» REQUIRED WORK
Each line of the material must be repeated precisely, with the pictures left out.

(A block of data)
☆ ☆ ☆ ☆
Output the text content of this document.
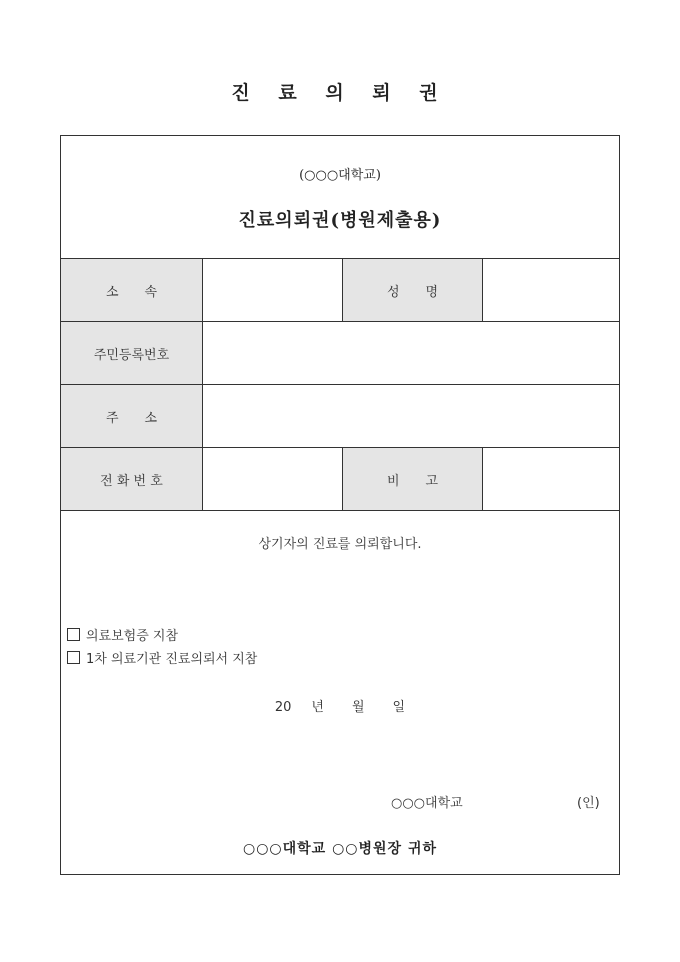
진 료 의 뢰 권
(○○○대학교)
진료의뢰권(병원제출용)
소　　속	성　　명
주민등록번호
주　　소
전 화 번 호	비　　고
상기자의 진료를 의뢰합니다.
의료보험증 지참
1차 의료기관 진료의뢰서 지참
20 년 월 일
○○○대학교	(인)
○○○대학교 ○○병원장 귀하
☆ ☆ ☆ ☆
» EXERCISE RESULT
Output the text content of this document.
진 료 의 뢰 권
(○○○대학교)
진료의뢰권(병원제출용)
소　　속	성　　명
주민등록번호
주　　소
전 화 번 호	비　　고
상기자의 진료를 의뢰합니다.
의료보험증 지참
1차 의료기관 진료의뢰서 지참
20 년 월 일
○○○대학교	(인)
○○○대학교 ○○병원장 귀하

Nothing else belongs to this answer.